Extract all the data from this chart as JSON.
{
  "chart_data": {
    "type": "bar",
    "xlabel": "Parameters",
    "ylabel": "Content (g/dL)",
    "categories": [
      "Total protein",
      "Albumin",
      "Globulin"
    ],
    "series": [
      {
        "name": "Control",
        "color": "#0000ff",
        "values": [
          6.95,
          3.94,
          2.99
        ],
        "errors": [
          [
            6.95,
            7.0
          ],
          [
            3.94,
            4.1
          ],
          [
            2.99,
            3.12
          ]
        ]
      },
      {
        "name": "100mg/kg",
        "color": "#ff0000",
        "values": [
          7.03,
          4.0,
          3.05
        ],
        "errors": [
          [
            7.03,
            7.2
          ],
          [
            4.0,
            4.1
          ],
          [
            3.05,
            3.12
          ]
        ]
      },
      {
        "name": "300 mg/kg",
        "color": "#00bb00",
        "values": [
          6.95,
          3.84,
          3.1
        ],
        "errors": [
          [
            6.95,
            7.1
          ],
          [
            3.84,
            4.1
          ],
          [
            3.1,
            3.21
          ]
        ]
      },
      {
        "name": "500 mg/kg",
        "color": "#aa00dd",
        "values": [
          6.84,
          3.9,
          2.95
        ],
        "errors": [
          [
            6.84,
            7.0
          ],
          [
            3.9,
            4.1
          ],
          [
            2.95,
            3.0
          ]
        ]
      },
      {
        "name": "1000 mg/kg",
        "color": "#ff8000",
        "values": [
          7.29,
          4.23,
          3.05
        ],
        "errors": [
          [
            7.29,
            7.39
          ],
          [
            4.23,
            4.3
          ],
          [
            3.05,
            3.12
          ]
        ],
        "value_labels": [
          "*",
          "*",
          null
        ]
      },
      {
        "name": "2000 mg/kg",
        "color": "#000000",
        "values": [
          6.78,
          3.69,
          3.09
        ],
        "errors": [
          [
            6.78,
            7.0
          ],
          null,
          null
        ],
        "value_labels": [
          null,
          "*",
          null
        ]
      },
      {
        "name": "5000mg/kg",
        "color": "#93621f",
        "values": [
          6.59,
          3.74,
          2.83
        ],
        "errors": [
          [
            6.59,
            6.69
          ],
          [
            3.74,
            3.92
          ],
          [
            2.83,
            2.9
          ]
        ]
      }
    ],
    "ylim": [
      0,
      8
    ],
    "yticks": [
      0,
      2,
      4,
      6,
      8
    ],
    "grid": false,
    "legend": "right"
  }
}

○ ○ ○

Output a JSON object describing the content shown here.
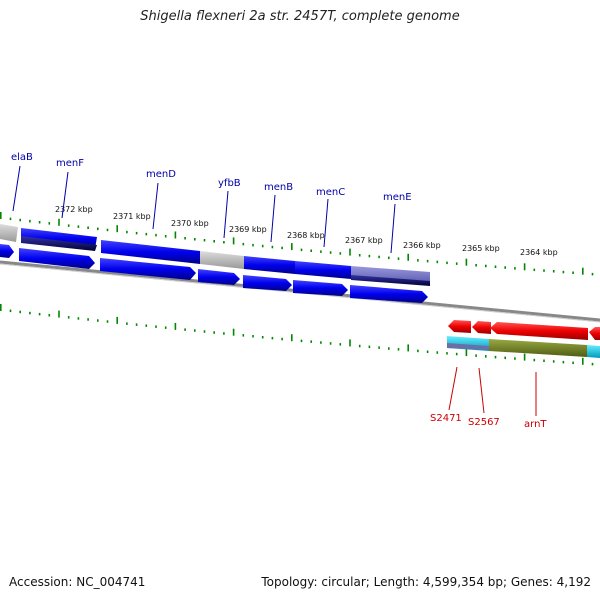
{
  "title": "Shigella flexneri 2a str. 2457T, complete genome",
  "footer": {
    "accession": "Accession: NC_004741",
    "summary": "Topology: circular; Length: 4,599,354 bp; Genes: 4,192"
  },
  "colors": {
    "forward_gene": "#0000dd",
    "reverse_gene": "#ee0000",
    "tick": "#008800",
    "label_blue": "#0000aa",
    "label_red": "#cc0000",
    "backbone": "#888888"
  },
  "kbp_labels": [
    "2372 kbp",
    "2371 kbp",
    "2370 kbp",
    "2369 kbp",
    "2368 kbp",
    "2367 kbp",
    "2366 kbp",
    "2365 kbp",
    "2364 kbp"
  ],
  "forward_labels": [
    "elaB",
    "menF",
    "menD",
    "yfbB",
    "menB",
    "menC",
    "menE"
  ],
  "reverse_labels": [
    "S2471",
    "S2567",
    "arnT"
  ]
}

○ ○ ○

▸ **WHAT THE TASK REQUIRES**:
List every line above containing the word "name".

▸ **EXERCISE OUTPUT**:
        "name": "Control",
        "name": "100mg/kg",
        "name": "300 mg/kg",
        "name": "500 mg/kg",
        "name": "1000 mg/kg",
        "name": "2000 mg/kg",
        "name": "5000mg/kg",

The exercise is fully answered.